## Directions
Below is a listing; reproduce each line of it exactly.

--

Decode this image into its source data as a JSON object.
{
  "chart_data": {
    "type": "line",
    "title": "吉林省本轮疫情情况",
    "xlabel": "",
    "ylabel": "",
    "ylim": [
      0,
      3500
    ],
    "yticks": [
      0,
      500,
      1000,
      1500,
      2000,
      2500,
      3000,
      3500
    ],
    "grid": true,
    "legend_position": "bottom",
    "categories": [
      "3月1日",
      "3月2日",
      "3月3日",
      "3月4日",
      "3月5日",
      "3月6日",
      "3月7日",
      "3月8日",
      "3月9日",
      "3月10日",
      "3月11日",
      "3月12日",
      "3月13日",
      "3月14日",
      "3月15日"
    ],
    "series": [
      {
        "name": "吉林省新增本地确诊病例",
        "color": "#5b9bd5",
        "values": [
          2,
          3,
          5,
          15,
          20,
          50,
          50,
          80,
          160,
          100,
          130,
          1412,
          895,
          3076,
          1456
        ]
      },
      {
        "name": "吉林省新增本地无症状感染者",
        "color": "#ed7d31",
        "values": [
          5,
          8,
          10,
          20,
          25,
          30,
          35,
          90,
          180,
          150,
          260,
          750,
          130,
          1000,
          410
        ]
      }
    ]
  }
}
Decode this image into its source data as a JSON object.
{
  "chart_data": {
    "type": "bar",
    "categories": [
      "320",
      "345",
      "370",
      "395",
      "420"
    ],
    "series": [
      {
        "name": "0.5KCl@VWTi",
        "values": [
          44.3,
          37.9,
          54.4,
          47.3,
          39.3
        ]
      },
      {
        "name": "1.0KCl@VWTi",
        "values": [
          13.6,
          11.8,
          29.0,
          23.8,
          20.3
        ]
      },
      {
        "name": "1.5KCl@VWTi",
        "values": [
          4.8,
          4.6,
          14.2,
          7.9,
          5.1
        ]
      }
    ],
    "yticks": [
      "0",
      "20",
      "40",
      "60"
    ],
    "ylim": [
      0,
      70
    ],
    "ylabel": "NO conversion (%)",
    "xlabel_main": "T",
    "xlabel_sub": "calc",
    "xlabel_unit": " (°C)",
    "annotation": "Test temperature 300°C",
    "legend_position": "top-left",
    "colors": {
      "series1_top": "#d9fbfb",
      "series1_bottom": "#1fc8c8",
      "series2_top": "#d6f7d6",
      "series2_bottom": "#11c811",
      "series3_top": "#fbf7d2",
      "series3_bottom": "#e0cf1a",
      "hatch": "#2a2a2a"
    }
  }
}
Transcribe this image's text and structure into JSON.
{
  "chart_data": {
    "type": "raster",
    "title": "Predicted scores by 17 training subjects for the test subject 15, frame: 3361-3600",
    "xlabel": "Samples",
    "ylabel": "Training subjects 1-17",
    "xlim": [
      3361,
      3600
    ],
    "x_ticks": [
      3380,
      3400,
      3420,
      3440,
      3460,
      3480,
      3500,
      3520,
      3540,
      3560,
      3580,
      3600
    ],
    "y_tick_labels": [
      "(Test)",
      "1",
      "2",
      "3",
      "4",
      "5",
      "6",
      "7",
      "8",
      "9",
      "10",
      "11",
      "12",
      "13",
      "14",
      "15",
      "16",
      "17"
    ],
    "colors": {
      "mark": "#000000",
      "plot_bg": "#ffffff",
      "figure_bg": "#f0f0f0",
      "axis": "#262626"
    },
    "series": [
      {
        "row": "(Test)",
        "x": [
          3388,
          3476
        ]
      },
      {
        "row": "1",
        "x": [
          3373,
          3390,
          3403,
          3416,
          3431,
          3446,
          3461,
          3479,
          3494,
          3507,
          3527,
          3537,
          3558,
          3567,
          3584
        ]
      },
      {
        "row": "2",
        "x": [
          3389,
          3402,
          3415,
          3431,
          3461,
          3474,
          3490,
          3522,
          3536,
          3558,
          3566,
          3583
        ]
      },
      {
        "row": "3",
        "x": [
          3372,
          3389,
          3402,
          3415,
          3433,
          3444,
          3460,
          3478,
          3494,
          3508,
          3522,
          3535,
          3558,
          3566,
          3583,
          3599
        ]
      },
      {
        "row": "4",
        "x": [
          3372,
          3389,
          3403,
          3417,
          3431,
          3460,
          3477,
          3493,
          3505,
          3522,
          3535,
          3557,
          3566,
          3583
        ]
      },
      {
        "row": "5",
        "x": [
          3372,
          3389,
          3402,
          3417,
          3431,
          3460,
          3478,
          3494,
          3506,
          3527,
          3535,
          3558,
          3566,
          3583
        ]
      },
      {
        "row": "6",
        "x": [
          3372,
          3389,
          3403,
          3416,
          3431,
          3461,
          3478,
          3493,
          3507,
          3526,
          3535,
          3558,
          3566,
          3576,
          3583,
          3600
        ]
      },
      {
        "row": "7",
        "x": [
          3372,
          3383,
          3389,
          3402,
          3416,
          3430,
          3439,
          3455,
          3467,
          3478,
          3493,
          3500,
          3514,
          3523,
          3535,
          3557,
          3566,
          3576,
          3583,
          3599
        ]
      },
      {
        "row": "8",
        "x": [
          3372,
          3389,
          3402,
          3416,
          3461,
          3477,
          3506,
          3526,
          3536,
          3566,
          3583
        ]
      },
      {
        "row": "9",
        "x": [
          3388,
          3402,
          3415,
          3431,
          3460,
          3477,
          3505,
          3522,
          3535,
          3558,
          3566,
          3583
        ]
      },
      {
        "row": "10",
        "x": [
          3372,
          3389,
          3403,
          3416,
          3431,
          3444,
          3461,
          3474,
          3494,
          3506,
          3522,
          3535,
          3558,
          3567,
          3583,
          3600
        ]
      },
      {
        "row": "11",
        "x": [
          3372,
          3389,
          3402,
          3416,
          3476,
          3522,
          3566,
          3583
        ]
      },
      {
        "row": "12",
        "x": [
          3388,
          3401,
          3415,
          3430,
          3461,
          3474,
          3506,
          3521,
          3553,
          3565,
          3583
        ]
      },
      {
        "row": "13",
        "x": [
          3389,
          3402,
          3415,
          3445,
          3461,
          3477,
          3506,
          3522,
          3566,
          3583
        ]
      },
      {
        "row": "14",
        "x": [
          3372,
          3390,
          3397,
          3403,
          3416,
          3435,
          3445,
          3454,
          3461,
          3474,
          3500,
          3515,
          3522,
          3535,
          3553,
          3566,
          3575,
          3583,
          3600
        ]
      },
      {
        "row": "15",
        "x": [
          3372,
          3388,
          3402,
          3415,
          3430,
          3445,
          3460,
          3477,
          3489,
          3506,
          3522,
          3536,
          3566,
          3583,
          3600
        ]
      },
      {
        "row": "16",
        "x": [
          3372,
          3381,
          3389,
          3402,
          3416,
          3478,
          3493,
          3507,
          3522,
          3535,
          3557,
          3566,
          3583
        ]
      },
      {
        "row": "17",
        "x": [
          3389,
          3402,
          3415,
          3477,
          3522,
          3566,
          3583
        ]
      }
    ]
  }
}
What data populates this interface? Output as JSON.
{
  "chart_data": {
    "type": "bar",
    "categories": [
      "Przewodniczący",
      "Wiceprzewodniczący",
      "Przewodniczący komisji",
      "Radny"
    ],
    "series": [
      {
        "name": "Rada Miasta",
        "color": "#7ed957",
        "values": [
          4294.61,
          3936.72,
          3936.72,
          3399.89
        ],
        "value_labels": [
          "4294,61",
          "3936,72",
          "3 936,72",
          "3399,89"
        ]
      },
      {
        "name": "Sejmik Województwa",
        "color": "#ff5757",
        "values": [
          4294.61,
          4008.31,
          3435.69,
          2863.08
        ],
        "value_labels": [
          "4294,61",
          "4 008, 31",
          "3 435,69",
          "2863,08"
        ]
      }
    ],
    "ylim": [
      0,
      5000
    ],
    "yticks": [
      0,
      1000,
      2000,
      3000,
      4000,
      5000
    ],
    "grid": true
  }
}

--

## Right answer
Decode this image into its source data as a JSON object.
{
  "chart_data": {
    "type": "line",
    "title": "吉林省本轮疫情情况",
    "xlabel": "",
    "ylabel": "",
    "ylim": [
      0,
      3500
    ],
    "yticks": [
      0,
      500,
      1000,
      1500,
      2000,
      2500,
      3000,
      3500
    ],
    "grid": true,
    "legend_position": "bottom",
    "categories": [
      "3月1日",
      "3月2日",
      "3月3日",
      "3月4日",
      "3月5日",
      "3月6日",
      "3月7日",
      "3月8日",
      "3月9日",
      "3月10日",
      "3月11日",
      "3月12日",
      "3月13日",
      "3月14日",
      "3月15日"
    ],
    "series": [
      {
        "name": "吉林省新增本地确诊病例",
        "color": "#5b9bd5",
        "values": [
          2,
          3,
          5,
          15,
          20,
          50,
          50,
          80,
          160,
          100,
          130,
          1412,
          895,
          3076,
          1456
        ]
      },
      {
        "name": "吉林省新增本地无症状感染者",
        "color": "#ed7d31",
        "values": [
          5,
          8,
          10,
          20,
          25,
          30,
          35,
          90,
          180,
          150,
          260,
          750,
          130,
          1000,
          410
        ]
      }
    ]
  }
}
Decode this image into its source data as a JSON object.
{
  "chart_data": {
    "type": "bar",
    "categories": [
      "320",
      "345",
      "370",
      "395",
      "420"
    ],
    "series": [
      {
        "name": "0.5KCl@VWTi",
        "values": [
          44.3,
          37.9,
          54.4,
          47.3,
          39.3
        ]
      },
      {
        "name": "1.0KCl@VWTi",
        "values": [
          13.6,
          11.8,
          29.0,
          23.8,
          20.3
        ]
      },
      {
        "name": "1.5KCl@VWTi",
        "values": [
          4.8,
          4.6,
          14.2,
          7.9,
          5.1
        ]
      }
    ],
    "yticks": [
      "0",
      "20",
      "40",
      "60"
    ],
    "ylim": [
      0,
      70
    ],
    "ylabel": "NO conversion (%)",
    "xlabel_main": "T",
    "xlabel_sub": "calc",
    "xlabel_unit": " (°C)",
    "annotation": "Test temperature 300°C",
    "legend_position": "top-left",
    "colors": {
      "series1_top": "#d9fbfb",
      "series1_bottom": "#1fc8c8",
      "series2_top": "#d6f7d6",
      "series2_bottom": "#11c811",
      "series3_top": "#fbf7d2",
      "series3_bottom": "#e0cf1a",
      "hatch": "#2a2a2a"
    }
  }
}
Transcribe this image's text and structure into JSON.
{
  "chart_data": {
    "type": "raster",
    "title": "Predicted scores by 17 training subjects for the test subject 15, frame: 3361-3600",
    "xlabel": "Samples",
    "ylabel": "Training subjects 1-17",
    "xlim": [
      3361,
      3600
    ],
    "x_ticks": [
      3380,
      3400,
      3420,
      3440,
      3460,
      3480,
      3500,
      3520,
      3540,
      3560,
      3580,
      3600
    ],
    "y_tick_labels": [
      "(Test)",
      "1",
      "2",
      "3",
      "4",
      "5",
      "6",
      "7",
      "8",
      "9",
      "10",
      "11",
      "12",
      "13",
      "14",
      "15",
      "16",
      "17"
    ],
    "colors": {
      "mark": "#000000",
      "plot_bg": "#ffffff",
      "figure_bg": "#f0f0f0",
      "axis": "#262626"
    },
    "series": [
      {
        "row": "(Test)",
        "x": [
          3388,
          3476
        ]
      },
      {
        "row": "1",
        "x": [
          3373,
          3390,
          3403,
          3416,
          3431,
          3446,
          3461,
          3479,
          3494,
          3507,
          3527,
          3537,
          3558,
          3567,
          3584
        ]
      },
      {
        "row": "2",
        "x": [
          3389,
          3402,
          3415,
          3431,
          3461,
          3474,
          3490,
          3522,
          3536,
          3558,
          3566,
          3583
        ]
      },
      {
        "row": "3",
        "x": [
          3372,
          3389,
          3402,
          3415,
          3433,
          3444,
          3460,
          3478,
          3494,
          3508,
          3522,
          3535,
          3558,
          3566,
          3583,
          3599
        ]
      },
      {
        "row": "4",
        "x": [
          3372,
          3389,
          3403,
          3417,
          3431,
          3460,
          3477,
          3493,
          3505,
          3522,
          3535,
          3557,
          3566,
          3583
        ]
      },
      {
        "row": "5",
        "x": [
          3372,
          3389,
          3402,
          3417,
          3431,
          3460,
          3478,
          3494,
          3506,
          3527,
          3535,
          3558,
          3566,
          3583
        ]
      },
      {
        "row": "6",
        "x": [
          3372,
          3389,
          3403,
          3416,
          3431,
          3461,
          3478,
          3493,
          3507,
          3526,
          3535,
          3558,
          3566,
          3576,
          3583,
          3600
        ]
      },
      {
        "row": "7",
        "x": [
          3372,
          3383,
          3389,
          3402,
          3416,
          3430,
          3439,
          3455,
          3467,
          3478,
          3493,
          3500,
          3514,
          3523,
          3535,
          3557,
          3566,
          3576,
          3583,
          3599
        ]
      },
      {
        "row": "8",
        "x": [
          3372,
          3389,
          3402,
          3416,
          3461,
          3477,
          3506,
          3526,
          3536,
          3566,
          3583
        ]
      },
      {
        "row": "9",
        "x": [
          3388,
          3402,
          3415,
          3431,
          3460,
          3477,
          3505,
          3522,
          3535,
          3558,
          3566,
          3583
        ]
      },
      {
        "row": "10",
        "x": [
          3372,
          3389,
          3403,
          3416,
          3431,
          3444,
          3461,
          3474,
          3494,
          3506,
          3522,
          3535,
          3558,
          3567,
          3583,
          3600
        ]
      },
      {
        "row": "11",
        "x": [
          3372,
          3389,
          3402,
          3416,
          3476,
          3522,
          3566,
          3583
        ]
      },
      {
        "row": "12",
        "x": [
          3388,
          3401,
          3415,
          3430,
          3461,
          3474,
          3506,
          3521,
          3553,
          3565,
          3583
        ]
      },
      {
        "row": "13",
        "x": [
          3389,
          3402,
          3415,
          3445,
          3461,
          3477,
          3506,
          3522,
          3566,
          3583
        ]
      },
      {
        "row": "14",
        "x": [
          3372,
          3390,
          3397,
          3403,
          3416,
          3435,
          3445,
          3454,
          3461,
          3474,
          3500,
          3515,
          3522,
          3535,
          3553,
          3566,
          3575,
          3583,
          3600
        ]
      },
      {
        "row": "15",
        "x": [
          3372,
          3388,
          3402,
          3415,
          3430,
          3445,
          3460,
          3477,
          3489,
          3506,
          3522,
          3536,
          3566,
          3583,
          3600
        ]
      },
      {
        "row": "16",
        "x": [
          3372,
          3381,
          3389,
          3402,
          3416,
          3478,
          3493,
          3507,
          3522,
          3535,
          3557,
          3566,
          3583
        ]
      },
      {
        "row": "17",
        "x": [
          3389,
          3402,
          3415,
          3477,
          3522,
          3566,
          3583
        ]
      }
    ]
  }
}
What data populates this interface? Output as JSON.
{
  "chart_data": {
    "type": "bar",
    "categories": [
      "Przewodniczący",
      "Wiceprzewodniczący",
      "Przewodniczący komisji",
      "Radny"
    ],
    "series": [
      {
        "name": "Rada Miasta",
        "color": "#7ed957",
        "values": [
          4294.61,
          3936.72,
          3936.72,
          3399.89
        ],
        "value_labels": [
          "4294,61",
          "3936,72",
          "3 936,72",
          "3399,89"
        ]
      },
      {
        "name": "Sejmik Województwa",
        "color": "#ff5757",
        "values": [
          4294.61,
          4008.31,
          3435.69,
          2863.08
        ],
        "value_labels": [
          "4294,61",
          "4 008, 31",
          "3 435,69",
          "2863,08"
        ]
      }
    ],
    "ylim": [
      0,
      5000
    ],
    "yticks": [
      0,
      1000,
      2000,
      3000,
      4000,
      5000
    ],
    "grid": true
  }
}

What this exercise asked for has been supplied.